» **INSTRUCTIONS FOR THE TASK**
Entries follow. Set all of them down as they stand.
+ + +
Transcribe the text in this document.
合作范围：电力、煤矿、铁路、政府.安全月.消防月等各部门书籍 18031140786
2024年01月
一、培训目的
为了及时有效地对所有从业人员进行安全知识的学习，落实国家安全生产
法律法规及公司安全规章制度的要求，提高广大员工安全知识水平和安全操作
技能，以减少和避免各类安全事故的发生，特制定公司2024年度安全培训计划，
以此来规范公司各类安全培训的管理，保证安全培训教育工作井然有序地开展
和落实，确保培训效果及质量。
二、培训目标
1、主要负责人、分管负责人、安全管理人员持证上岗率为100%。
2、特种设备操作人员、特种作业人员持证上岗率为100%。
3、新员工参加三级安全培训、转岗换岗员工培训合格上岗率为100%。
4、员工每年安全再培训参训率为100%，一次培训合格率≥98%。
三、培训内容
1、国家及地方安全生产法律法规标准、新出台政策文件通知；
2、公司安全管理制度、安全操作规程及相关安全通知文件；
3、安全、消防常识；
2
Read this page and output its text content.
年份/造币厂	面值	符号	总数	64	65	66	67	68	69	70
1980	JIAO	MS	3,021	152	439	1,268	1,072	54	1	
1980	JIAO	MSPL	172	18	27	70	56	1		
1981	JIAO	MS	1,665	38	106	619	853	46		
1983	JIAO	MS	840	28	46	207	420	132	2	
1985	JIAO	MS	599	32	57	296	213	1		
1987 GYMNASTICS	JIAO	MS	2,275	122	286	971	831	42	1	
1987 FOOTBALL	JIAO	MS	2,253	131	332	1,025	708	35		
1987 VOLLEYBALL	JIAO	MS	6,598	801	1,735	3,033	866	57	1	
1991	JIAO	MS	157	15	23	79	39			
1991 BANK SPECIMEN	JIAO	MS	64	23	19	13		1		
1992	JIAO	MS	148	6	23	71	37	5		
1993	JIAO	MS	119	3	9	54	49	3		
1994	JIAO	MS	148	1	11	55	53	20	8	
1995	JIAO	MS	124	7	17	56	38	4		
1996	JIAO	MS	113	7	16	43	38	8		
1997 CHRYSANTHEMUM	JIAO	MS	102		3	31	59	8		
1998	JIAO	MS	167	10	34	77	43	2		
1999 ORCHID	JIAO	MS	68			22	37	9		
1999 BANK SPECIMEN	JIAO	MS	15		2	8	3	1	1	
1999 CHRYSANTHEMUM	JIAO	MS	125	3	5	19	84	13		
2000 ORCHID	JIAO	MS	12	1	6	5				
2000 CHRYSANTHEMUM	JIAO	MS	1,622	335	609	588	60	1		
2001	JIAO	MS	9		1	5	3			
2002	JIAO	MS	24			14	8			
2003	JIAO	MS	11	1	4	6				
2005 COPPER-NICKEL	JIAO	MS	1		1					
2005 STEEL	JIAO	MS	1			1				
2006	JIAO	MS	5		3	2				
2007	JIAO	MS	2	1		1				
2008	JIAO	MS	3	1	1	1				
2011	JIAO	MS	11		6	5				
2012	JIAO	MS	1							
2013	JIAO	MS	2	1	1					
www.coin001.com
+ + +
» **PROBLEM SOLUTION**
Transcribe the text in this document.
合作范围：电力、煤矿、铁路、政府.安全月.消防月等各部门书籍 18031140786
2024年01月
一、培训目的
为了及时有效地对所有从业人员进行安全知识的学习，落实国家安全生产
法律法规及公司安全规章制度的要求，提高广大员工安全知识水平和安全操作
技能，以减少和避免各类安全事故的发生，特制定公司2024年度安全培训计划，
以此来规范公司各类安全培训的管理，保证安全培训教育工作井然有序地开展
和落实，确保培训效果及质量。
二、培训目标
1、主要负责人、分管负责人、安全管理人员持证上岗率为100%。
2、特种设备操作人员、特种作业人员持证上岗率为100%。
3、新员工参加三级安全培训、转岗换岗员工培训合格上岗率为100%。
4、员工每年安全再培训参训率为100%，一次培训合格率≥98%。
三、培训内容
1、国家及地方安全生产法律法规标准、新出台政策文件通知；
2、公司安全管理制度、安全操作规程及相关安全通知文件；
3、安全、消防常识；
2
Read this page and output its text content.
年份/造币厂	面值	符号	总数	64	65	66	67	68	69	70
1980	JIAO	MS	3,021	152	439	1,268	1,072	54	1	
1980	JIAO	MSPL	172	18	27	70	56	1		
1981	JIAO	MS	1,665	38	106	619	853	46		
1983	JIAO	MS	840	28	46	207	420	132	2	
1985	JIAO	MS	599	32	57	296	213	1		
1987 GYMNASTICS	JIAO	MS	2,275	122	286	971	831	42	1	
1987 FOOTBALL	JIAO	MS	2,253	131	332	1,025	708	35		
1987 VOLLEYBALL	JIAO	MS	6,598	801	1,735	3,033	866	57	1	
1991	JIAO	MS	157	15	23	79	39			
1991 BANK SPECIMEN	JIAO	MS	64	23	19	13		1		
1992	JIAO	MS	148	6	23	71	37	5		
1993	JIAO	MS	119	3	9	54	49	3		
1994	JIAO	MS	148	1	11	55	53	20	8	
1995	JIAO	MS	124	7	17	56	38	4		
1996	JIAO	MS	113	7	16	43	38	8		
1997 CHRYSANTHEMUM	JIAO	MS	102		3	31	59	8		
1998	JIAO	MS	167	10	34	77	43	2		
1999 ORCHID	JIAO	MS	68			22	37	9		
1999 BANK SPECIMEN	JIAO	MS	15		2	8	3	1	1	
1999 CHRYSANTHEMUM	JIAO	MS	125	3	5	19	84	13		
2000 ORCHID	JIAO	MS	12	1	6	5				
2000 CHRYSANTHEMUM	JIAO	MS	1,622	335	609	588	60	1		
2001	JIAO	MS	9		1	5	3			
2002	JIAO	MS	24			14	8			
2003	JIAO	MS	11	1	4	6				
2005 COPPER-NICKEL	JIAO	MS	1		1					
2005 STEEL	JIAO	MS	1			1				
2006	JIAO	MS	5		3	2				
2007	JIAO	MS	2	1		1				
2008	JIAO	MS	3	1	1	1				
2011	JIAO	MS	11		6	5				
2012	JIAO	MS	1							
2013	JIAO	MS	2	1	1					
www.coin001.com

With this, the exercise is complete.